* Action item
Reproduce the following data exactly, minus any images.

* Given information
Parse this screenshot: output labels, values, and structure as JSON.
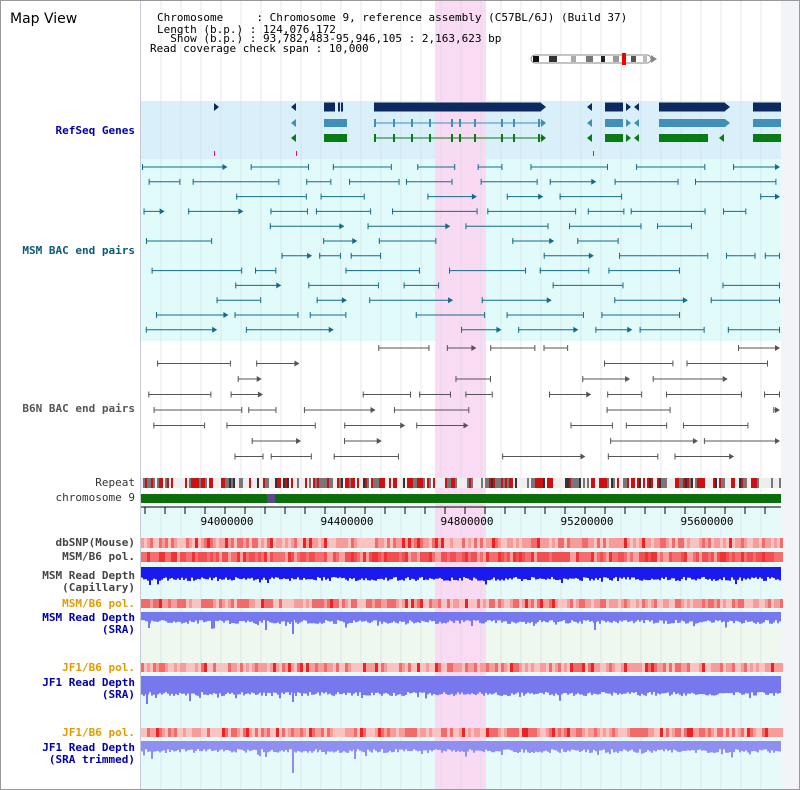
{
  "title": "Map View",
  "header": {
    "rows": [
      {
        "key": "Chromosome    ",
        "value": "Chromosome 9, reference assembly (C57BL/6J) (Build 37)"
      },
      {
        "key": "Length (b.p.)",
        "value": "124,076,172"
      },
      {
        "key": "  Show (b.p.)",
        "value": "93,782,483-95,946,105 : 2,163,623 bp"
      },
      {
        "key": "Read coverage check span",
        "value": "10,000"
      }
    ]
  },
  "tracks": {
    "refseq": "RefSeq Genes",
    "msm_bac": "MSM BAC end pairs",
    "b6n_bac": "B6N BAC end pairs",
    "repeat": "Repeat",
    "chromosome": "chromosome 9",
    "dbsnp": "dbSNP(Mouse)",
    "msm_b6_pol": "MSM/B6 pol.",
    "msm_depth_cap_1": "MSM Read Depth",
    "msm_depth_cap_2": "(Capillary)",
    "msm_b6_pol_2": "MSM/B6 pol.",
    "msm_depth_sra_1": "MSM Read Depth",
    "msm_depth_sra_2": "(SRA)",
    "jf1_b6_pol": "JF1/B6 pol.",
    "jf1_depth_sra_1": "JF1 Read Depth",
    "jf1_depth_sra_2": "(SRA)",
    "jf1_b6_pol_2": "JF1/B6 pol.",
    "jf1_depth_trim_1": "JF1 Read Depth",
    "jf1_depth_trim_2": "(SRA trimmed)"
  },
  "axis": {
    "ticks": [
      "94000000",
      "94400000",
      "94800000",
      "95200000",
      "95600000"
    ],
    "start": 93782483,
    "end": 95946105
  },
  "colors": {
    "highlight": "#f9d9f2",
    "refseq_bg": "#d9f0fa",
    "msm_bg": "#e1fbfb",
    "gene_navy": "#0d2a5e",
    "gene_teal": "#3f8fb8",
    "gene_green": "#0a7a14",
    "bac_teal": "#126b87",
    "bac_gray": "#555555",
    "chrom_green": "#0a6e0a",
    "depth_blue": "#1a1aee",
    "depth_violet": "#7777ee",
    "pol_red": "#ee4444"
  }
}
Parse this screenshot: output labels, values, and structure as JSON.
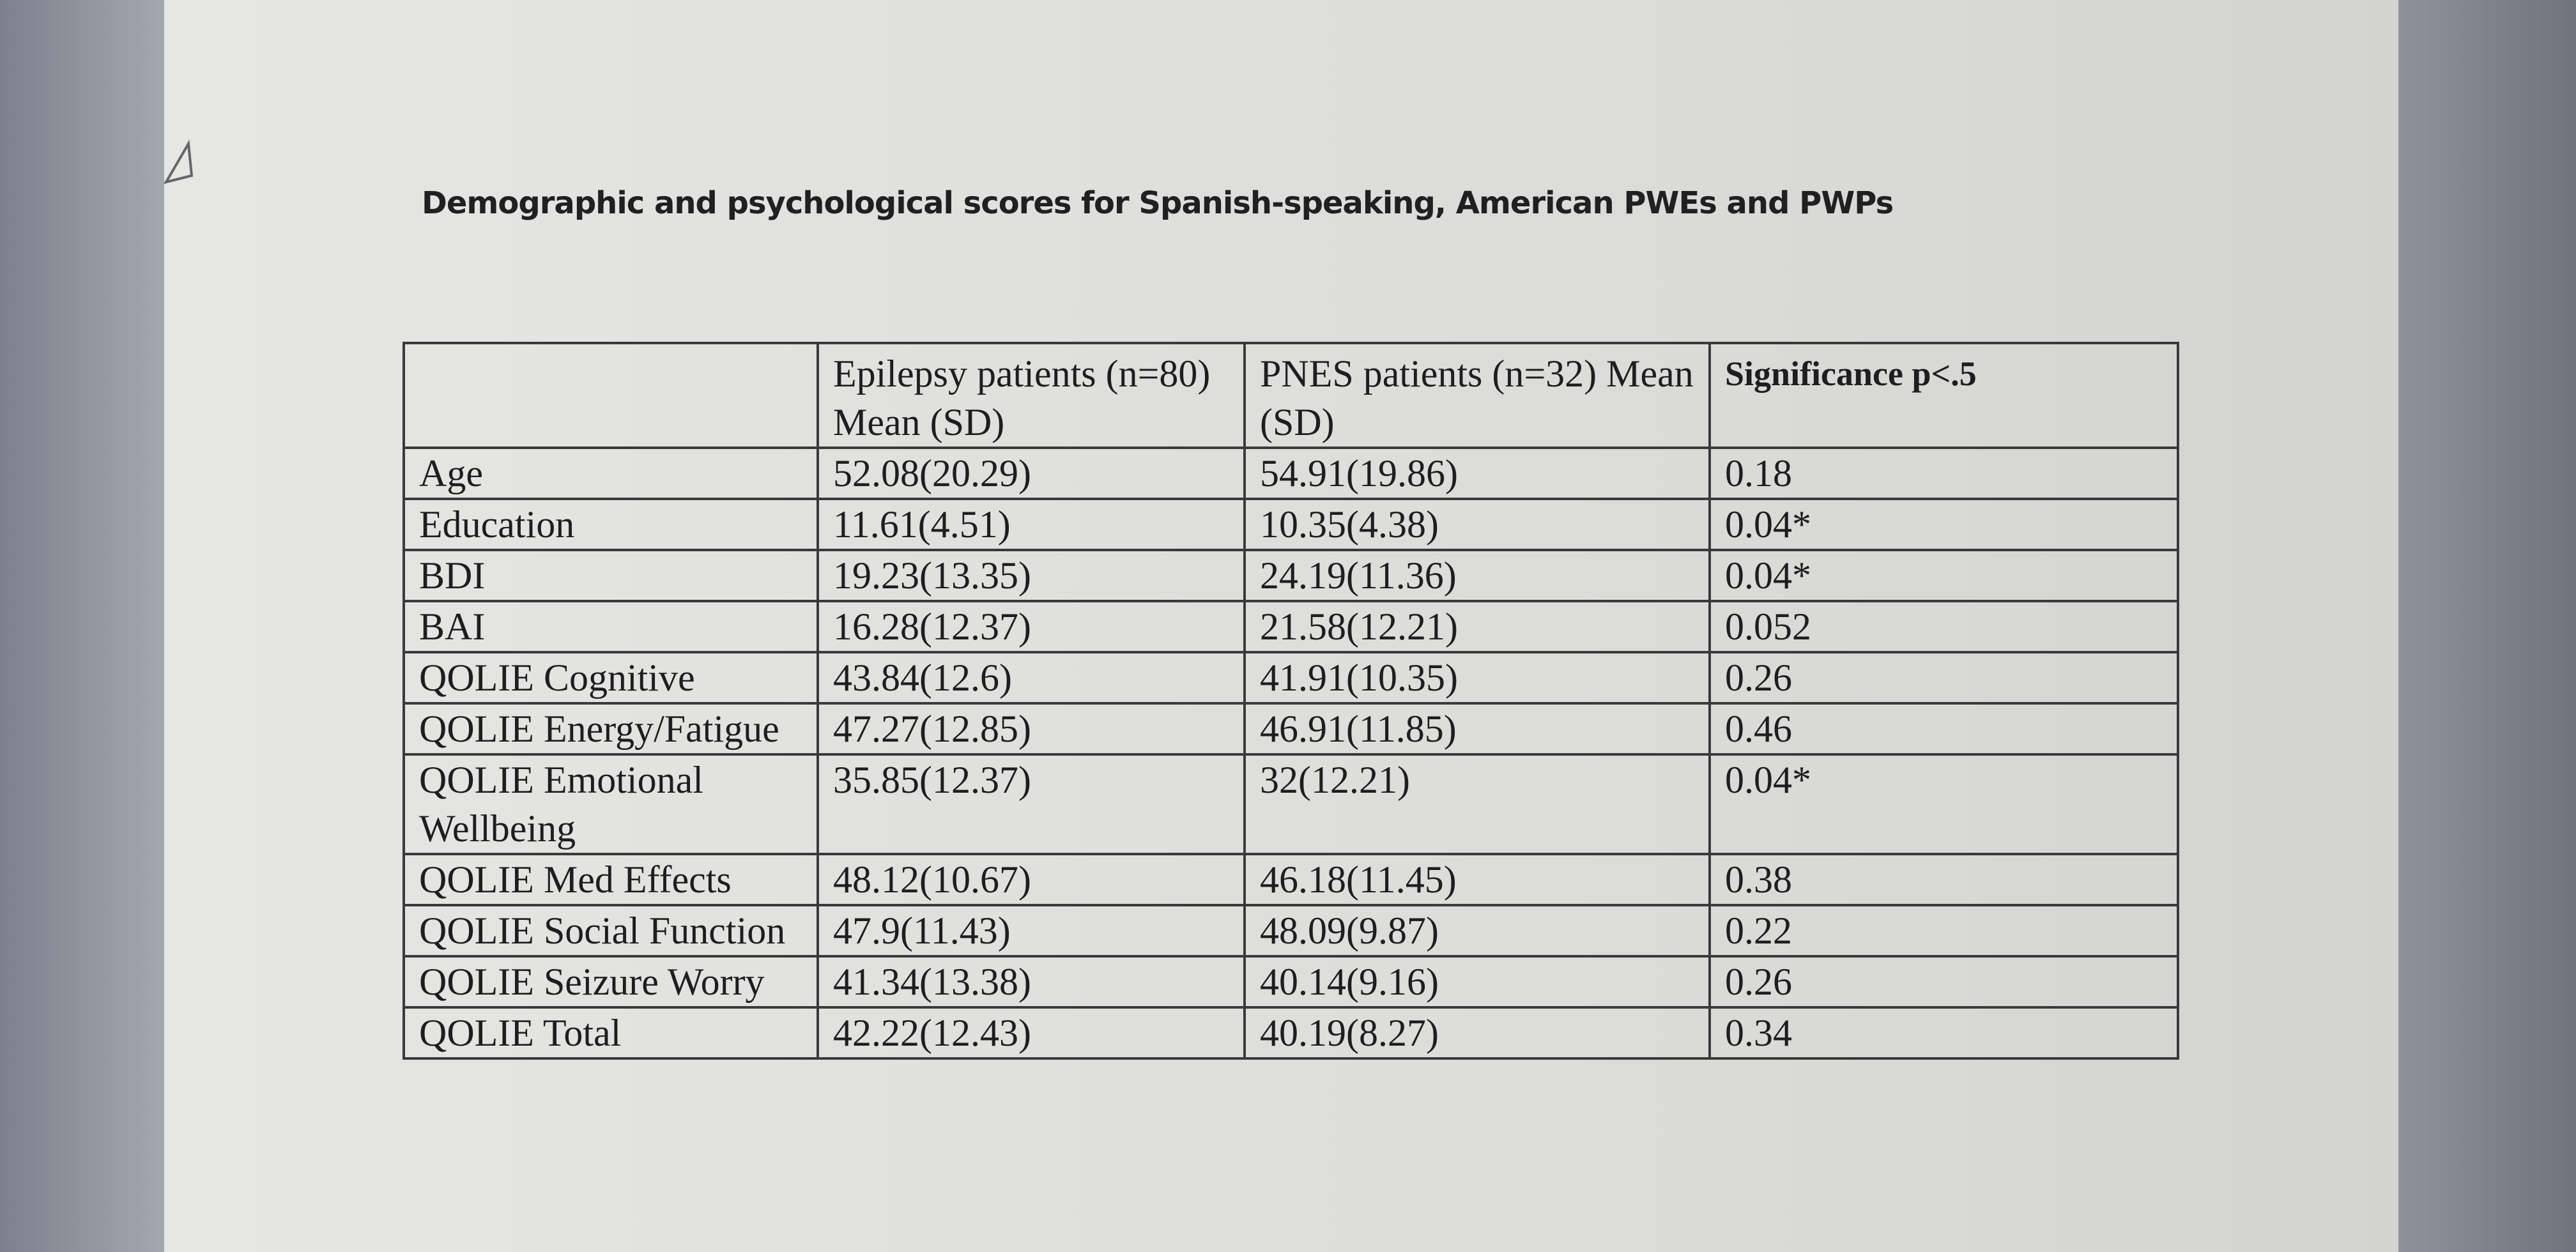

* Your response
Parse this screenshot: output labels, values, and structure as JSON.
{
  "title": "Map View",
  "header": {
    "rows": [
      {
        "key": "Chromosome    ",
        "value": "Chromosome 9, reference assembly (C57BL/6J) (Build 37)"
      },
      {
        "key": "Length (b.p.)",
        "value": "124,076,172"
      },
      {
        "key": "  Show (b.p.)",
        "value": "93,782,483-95,946,105 : 2,163,623 bp"
      },
      {
        "key": "Read coverage check span",
        "value": "10,000"
      }
    ]
  },
  "tracks": {
    "refseq": "RefSeq Genes",
    "msm_bac": "MSM BAC end pairs",
    "b6n_bac": "B6N BAC end pairs",
    "repeat": "Repeat",
    "chromosome": "chromosome 9",
    "dbsnp": "dbSNP(Mouse)",
    "msm_b6_pol": "MSM/B6 pol.",
    "msm_depth_cap_1": "MSM Read Depth",
    "msm_depth_cap_2": "(Capillary)",
    "msm_b6_pol_2": "MSM/B6 pol.",
    "msm_depth_sra_1": "MSM Read Depth",
    "msm_depth_sra_2": "(SRA)",
    "jf1_b6_pol": "JF1/B6 pol.",
    "jf1_depth_sra_1": "JF1 Read Depth",
    "jf1_depth_sra_2": "(SRA)",
    "jf1_b6_pol_2": "JF1/B6 pol.",
    "jf1_depth_trim_1": "JF1 Read Depth",
    "jf1_depth_trim_2": "(SRA trimmed)"
  },
  "axis": {
    "ticks": [
      "94000000",
      "94400000",
      "94800000",
      "95200000",
      "95600000"
    ],
    "start": 93782483,
    "end": 95946105
  },
  "colors": {
    "highlight": "#f9d9f2",
    "refseq_bg": "#d9f0fa",
    "msm_bg": "#e1fbfb",
    "gene_navy": "#0d2a5e",
    "gene_teal": "#3f8fb8",
    "gene_green": "#0a7a14",
    "bac_teal": "#126b87",
    "bac_gray": "#555555",
    "chrom_green": "#0a6e0a",
    "depth_blue": "#1a1aee",
    "depth_violet": "#7777ee",
    "pol_red": "#ee4444"
  }
}
Parse this screenshot: output labels, values, and structure as JSON.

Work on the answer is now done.